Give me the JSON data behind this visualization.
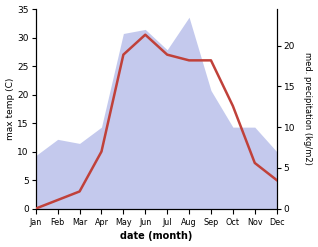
{
  "months": [
    "Jan",
    "Feb",
    "Mar",
    "Apr",
    "May",
    "Jun",
    "Jul",
    "Aug",
    "Sep",
    "Oct",
    "Nov",
    "Dec"
  ],
  "temperature": [
    0.0,
    1.5,
    3.0,
    10.0,
    27.0,
    30.5,
    27.0,
    26.0,
    26.0,
    18.0,
    8.0,
    5.0
  ],
  "precipitation": [
    6.5,
    8.5,
    8.0,
    10.0,
    21.5,
    22.0,
    19.5,
    23.5,
    14.5,
    10.0,
    10.0,
    7.0
  ],
  "temp_color": "#c0413a",
  "precip_fill_color": "#b0b8e8",
  "xlabel": "date (month)",
  "ylabel_left": "max temp (C)",
  "ylabel_right": "med. precipitation (kg/m2)",
  "ylim_left": [
    0,
    35
  ],
  "ylim_right": [
    0,
    24.5
  ],
  "yticks_left": [
    0,
    5,
    10,
    15,
    20,
    25,
    30,
    35
  ],
  "yticks_right": [
    0,
    5,
    10,
    15,
    20
  ],
  "background_color": "#ffffff",
  "temp_linewidth": 1.8,
  "precip_alpha": 0.75
}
****************************************
YOUR OBJECTIVE: Leave out the pictures and print each record exactly as it stands.

WRITTEN RESPONSE:
Give me the JSON data behind this visualization.
{
  "months": [
    "Jan",
    "Feb",
    "Mar",
    "Apr",
    "May",
    "Jun",
    "Jul",
    "Aug",
    "Sep",
    "Oct",
    "Nov",
    "Dec"
  ],
  "temperature": [
    0.0,
    1.5,
    3.0,
    10.0,
    27.0,
    30.5,
    27.0,
    26.0,
    26.0,
    18.0,
    8.0,
    5.0
  ],
  "precipitation": [
    6.5,
    8.5,
    8.0,
    10.0,
    21.5,
    22.0,
    19.5,
    23.5,
    14.5,
    10.0,
    10.0,
    7.0
  ],
  "temp_color": "#c0413a",
  "precip_fill_color": "#b0b8e8",
  "xlabel": "date (month)",
  "ylabel_left": "max temp (C)",
  "ylabel_right": "med. precipitation (kg/m2)",
  "ylim_left": [
    0,
    35
  ],
  "ylim_right": [
    0,
    24.5
  ],
  "yticks_left": [
    0,
    5,
    10,
    15,
    20,
    25,
    30,
    35
  ],
  "yticks_right": [
    0,
    5,
    10,
    15,
    20
  ],
  "background_color": "#ffffff",
  "temp_linewidth": 1.8,
  "precip_alpha": 0.75
}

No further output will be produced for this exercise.